* Documento de origen
*****
Nicolás Spinosa



Se  dedica  a  la  actividad  plástica  desde temprana edad. En  1992  comienza  sus estudios  en  la E.N.B.A  P. Pueyrredón de  Buenos Aires, obteniendo el grado  de  Profesor de  Pintura en  1996. En 1998  se traslada a España para  realizar estudios de doctorado, donde obtiene la suficiencia investigadora en  2000  en  la Facultat de  Belles Arts de  la Universitat de  Barcelona. Además de su formación académica complementó su carrera realizando diversos postgrados y estudios de fotografía,  filosofía,  humanidades,  psicoanálisis  y cultura  visual.  Actualmente  vive  y desarrolla su trabajo entre  Europa y Sudamérica.

Mi propuesta visual intenta investigar e interpelar las formas de  visibilizar, representar y producir en relación a lo imposible.  En lo personal hablar de lo imposible no es una metáfora ni dialogismo teórico sino que  se trata de un acto encarnado que  asume que  todo  aquello que ES se encuentra fuera  del  orden del  lenguaje y que como tal no tiene palabra que  lo designe.

Me interesa más el acto que el artefacto  en sí. Los objetos son solo un resultante, una huella, lo visible de lo invisible. Trabajo a través de procesos performáticos, vivenciales y experienciales. Si bien  parte de mi trabajo es autorreferencial también  se abre,  no  ya  a una  universalidad,  sino  más bien  a una  otredad que  re-fleja  y trasciende  la  propia  auto- referencia. Se trata de no pensar en lo que  somos, sino más bien sobre como  hemos devenido en esto que  somos.
*****
* Conjunto de tareas
1) Resume en dos oraciones el texto sobre Nicolás Spinosa.
2) Según el texto sobre Nicolás Spinosa, ¿son ciertas estas afirmaciones? Responde sí o no a cada una y cita las palabras del texto que lo deciden.
(a) Se trasladó a España en 1998 para hacer estudios de doctorado.
(b) Considera que los objetos son lo más importante de su trabajo.
(c) Afirma que hablar de lo imposible es una metáfora.
3) Prosigue el texto sobre Nicolás Spinosa con un párrafo más a partir de su última oración.
Las entradas no tienen relación con el texto sobre Nicolás Spinosa.

[Entradas del conjunto de datos]
*****
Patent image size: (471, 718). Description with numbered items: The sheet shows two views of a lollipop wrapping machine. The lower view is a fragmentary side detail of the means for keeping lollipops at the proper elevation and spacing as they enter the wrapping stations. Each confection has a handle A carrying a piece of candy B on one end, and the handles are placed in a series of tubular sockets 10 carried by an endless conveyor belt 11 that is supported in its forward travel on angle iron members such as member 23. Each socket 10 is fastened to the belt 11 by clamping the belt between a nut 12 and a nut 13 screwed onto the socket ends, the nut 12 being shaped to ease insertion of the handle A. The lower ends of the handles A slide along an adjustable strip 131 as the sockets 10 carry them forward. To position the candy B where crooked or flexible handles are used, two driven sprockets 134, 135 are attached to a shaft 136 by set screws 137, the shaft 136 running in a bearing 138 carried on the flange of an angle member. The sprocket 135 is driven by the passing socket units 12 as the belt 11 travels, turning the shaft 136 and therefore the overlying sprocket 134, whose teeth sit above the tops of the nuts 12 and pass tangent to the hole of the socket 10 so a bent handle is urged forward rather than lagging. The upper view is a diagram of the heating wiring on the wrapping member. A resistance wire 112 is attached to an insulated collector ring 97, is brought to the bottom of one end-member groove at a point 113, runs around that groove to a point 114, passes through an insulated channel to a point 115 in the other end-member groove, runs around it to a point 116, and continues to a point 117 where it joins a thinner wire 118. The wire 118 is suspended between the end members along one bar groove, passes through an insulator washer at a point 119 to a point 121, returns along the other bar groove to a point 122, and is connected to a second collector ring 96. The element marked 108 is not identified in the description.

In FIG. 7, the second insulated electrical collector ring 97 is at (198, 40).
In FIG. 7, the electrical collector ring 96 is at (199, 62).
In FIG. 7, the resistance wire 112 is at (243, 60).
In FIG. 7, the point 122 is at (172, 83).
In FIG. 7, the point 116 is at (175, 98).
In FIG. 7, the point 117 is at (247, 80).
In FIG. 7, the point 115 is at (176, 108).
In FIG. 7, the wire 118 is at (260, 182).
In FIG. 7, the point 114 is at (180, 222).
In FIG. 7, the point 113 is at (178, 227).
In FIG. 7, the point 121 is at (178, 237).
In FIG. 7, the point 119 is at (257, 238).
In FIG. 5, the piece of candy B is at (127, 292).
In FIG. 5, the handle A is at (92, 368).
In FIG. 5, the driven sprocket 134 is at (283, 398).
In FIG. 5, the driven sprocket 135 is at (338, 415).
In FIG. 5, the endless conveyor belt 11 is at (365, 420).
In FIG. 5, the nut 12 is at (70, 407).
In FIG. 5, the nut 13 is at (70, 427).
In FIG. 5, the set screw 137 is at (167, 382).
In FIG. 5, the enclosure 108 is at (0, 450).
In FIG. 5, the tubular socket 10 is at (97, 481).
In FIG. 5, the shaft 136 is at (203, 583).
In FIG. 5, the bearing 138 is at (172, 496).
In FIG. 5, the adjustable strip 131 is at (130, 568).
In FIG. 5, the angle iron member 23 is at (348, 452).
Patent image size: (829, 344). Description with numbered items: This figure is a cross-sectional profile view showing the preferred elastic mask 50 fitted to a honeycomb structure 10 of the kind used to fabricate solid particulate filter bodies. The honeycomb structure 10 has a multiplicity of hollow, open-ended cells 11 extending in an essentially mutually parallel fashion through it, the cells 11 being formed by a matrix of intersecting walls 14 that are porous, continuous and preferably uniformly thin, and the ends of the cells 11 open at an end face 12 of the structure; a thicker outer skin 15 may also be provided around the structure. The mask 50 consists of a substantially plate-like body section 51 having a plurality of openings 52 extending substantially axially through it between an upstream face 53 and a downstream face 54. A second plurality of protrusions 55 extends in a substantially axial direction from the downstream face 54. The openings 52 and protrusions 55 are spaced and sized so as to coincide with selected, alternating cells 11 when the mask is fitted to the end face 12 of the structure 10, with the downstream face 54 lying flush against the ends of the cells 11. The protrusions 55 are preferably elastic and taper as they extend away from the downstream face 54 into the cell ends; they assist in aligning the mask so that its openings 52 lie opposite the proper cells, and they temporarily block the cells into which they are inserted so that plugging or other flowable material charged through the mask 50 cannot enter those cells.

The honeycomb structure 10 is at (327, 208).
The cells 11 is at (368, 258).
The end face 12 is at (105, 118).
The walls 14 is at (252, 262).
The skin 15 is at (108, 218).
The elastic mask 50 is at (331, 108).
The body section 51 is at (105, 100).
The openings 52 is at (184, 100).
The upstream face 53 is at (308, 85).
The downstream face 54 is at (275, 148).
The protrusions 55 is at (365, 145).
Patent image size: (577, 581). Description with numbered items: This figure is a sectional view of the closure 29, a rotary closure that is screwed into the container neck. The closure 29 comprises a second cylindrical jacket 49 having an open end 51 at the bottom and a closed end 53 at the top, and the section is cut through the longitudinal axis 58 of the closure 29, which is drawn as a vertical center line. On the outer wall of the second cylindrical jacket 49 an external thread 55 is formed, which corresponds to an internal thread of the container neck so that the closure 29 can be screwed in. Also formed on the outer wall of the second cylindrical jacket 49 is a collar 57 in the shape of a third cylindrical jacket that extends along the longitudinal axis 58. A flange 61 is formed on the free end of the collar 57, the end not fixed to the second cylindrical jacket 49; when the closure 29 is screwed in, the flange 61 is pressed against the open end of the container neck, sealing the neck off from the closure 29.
*****
* Respuestas del ejercicio
1) Nicolás Spinosa obtuvo el grado de Profesor de Pintura en la E.N.B.A P. Pueyrredón de Buenos Aires en 1996 y la suficiencia investigadora en la Facultat de Belles Arts de la Universitat de Barcelona en 2000, y actualmente vive y desarrolla su trabajo entre Europa y Sudamérica. Su propuesta visual intenta investigar las formas de visibilizar, representar y producir en relación a lo imposible, y como le interesa más el acto que el artefacto, trabaja a través de procesos performáticos, vivenciales y experienciales.

2)
(a) Sí: «En 1998 se traslada a España para realizar estudios de doctorado».
(b) No: «Me interesa más el acto que el artefacto en sí. Los objetos son solo un resultante, una huella, lo visible de lo invisible».
(c) No: «hablar de lo imposible no es una metáfora ni dialogismo teórico».

3)
Trabajo a partir de acciones performáticas que  se materializan en artefactos visuales producidos con mi cuerpo.  Éstos suelen  ser  impresiones  de  mi  cuerpo  sobre  diversos  soportes,  autorretratos  fotográficos,  intervención  de  imágenes  a través de diversos medios, objetos producidos con mi propia materia orgánica, etc. El acto performático de trabajar con y desde mi cuerpo  tiene que  ver con  una  decisión vital,  ética y política que  intenta hacer  un desplazamiento de  las categorías de “acto creativo” a  producción entendida como  fuerza de trabajo corporizada, de “racional” a encarnado y de  “estetización de  la realidad” a política de  la realidad. Retomando el   planteamiento de  los movimientos sociales que comenzaron a surgir en la década del 60 cuestionando el establishment político, social y cultural  se trataría de poner de manifiesto que lo personal es político y a través de ello proponer  un proceso de producción como  un acto localizado, encarnado y corporeizado que,  instalándose en lo Real, de cuenta de las infinitas y diversas realidades que  transitamos otorgándole cuerpo  a aquello que  se escapa del lenguaje y que  solo en la carne  se deja ver.